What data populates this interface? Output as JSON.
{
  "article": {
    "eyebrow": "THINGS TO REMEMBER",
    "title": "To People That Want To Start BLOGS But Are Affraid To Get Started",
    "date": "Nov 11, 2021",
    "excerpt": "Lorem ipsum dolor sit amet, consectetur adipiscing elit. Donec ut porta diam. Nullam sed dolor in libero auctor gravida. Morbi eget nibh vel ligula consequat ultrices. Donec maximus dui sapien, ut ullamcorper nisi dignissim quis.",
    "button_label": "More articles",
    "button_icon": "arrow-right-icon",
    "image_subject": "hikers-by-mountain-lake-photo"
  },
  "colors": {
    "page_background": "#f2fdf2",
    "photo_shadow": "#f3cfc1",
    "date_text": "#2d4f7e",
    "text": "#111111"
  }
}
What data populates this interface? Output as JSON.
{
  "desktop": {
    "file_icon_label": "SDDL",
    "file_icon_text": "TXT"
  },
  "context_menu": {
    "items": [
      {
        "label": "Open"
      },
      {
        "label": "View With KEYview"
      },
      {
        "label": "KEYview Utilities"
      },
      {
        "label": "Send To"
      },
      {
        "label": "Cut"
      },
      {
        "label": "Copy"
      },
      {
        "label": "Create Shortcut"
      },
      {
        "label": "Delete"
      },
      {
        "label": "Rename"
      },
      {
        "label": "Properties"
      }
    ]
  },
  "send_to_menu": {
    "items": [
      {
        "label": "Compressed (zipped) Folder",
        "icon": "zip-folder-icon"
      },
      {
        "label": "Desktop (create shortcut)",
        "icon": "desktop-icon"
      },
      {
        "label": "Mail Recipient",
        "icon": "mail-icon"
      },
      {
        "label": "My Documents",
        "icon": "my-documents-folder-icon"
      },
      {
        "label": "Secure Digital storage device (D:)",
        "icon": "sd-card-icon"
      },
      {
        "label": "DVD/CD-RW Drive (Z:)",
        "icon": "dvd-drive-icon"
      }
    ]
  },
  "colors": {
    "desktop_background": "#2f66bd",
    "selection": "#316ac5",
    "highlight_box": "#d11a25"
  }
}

▬▬▬▬▬▬▬▬▬▬

Return all of the entries exactly as they were supplied.

What data populates this interface? Output as JSON.
{
  "article": {
    "eyebrow": "THINGS TO REMEMBER",
    "title": "To People That Want To Start BLOGS But Are Affraid To Get Started",
    "date": "Nov 11, 2021",
    "excerpt": "Lorem ipsum dolor sit amet, consectetur adipiscing elit. Donec ut porta diam. Nullam sed dolor in libero auctor gravida. Morbi eget nibh vel ligula consequat ultrices. Donec maximus dui sapien, ut ullamcorper nisi dignissim quis.",
    "button_label": "More articles",
    "button_icon": "arrow-right-icon",
    "image_subject": "hikers-by-mountain-lake-photo"
  },
  "colors": {
    "page_background": "#f2fdf2",
    "photo_shadow": "#f3cfc1",
    "date_text": "#2d4f7e",
    "text": "#111111"
  }
}
What data populates this interface? Output as JSON.
{
  "desktop": {
    "file_icon_label": "SDDL",
    "file_icon_text": "TXT"
  },
  "context_menu": {
    "items": [
      {
        "label": "Open"
      },
      {
        "label": "View With KEYview"
      },
      {
        "label": "KEYview Utilities"
      },
      {
        "label": "Send To"
      },
      {
        "label": "Cut"
      },
      {
        "label": "Copy"
      },
      {
        "label": "Create Shortcut"
      },
      {
        "label": "Delete"
      },
      {
        "label": "Rename"
      },
      {
        "label": "Properties"
      }
    ]
  },
  "send_to_menu": {
    "items": [
      {
        "label": "Compressed (zipped) Folder",
        "icon": "zip-folder-icon"
      },
      {
        "label": "Desktop (create shortcut)",
        "icon": "desktop-icon"
      },
      {
        "label": "Mail Recipient",
        "icon": "mail-icon"
      },
      {
        "label": "My Documents",
        "icon": "my-documents-folder-icon"
      },
      {
        "label": "Secure Digital storage device (D:)",
        "icon": "sd-card-icon"
      },
      {
        "label": "DVD/CD-RW Drive (Z:)",
        "icon": "dvd-drive-icon"
      }
    ]
  },
  "colors": {
    "desktop_background": "#2f66bd",
    "selection": "#316ac5",
    "highlight_box": "#d11a25"
  }
}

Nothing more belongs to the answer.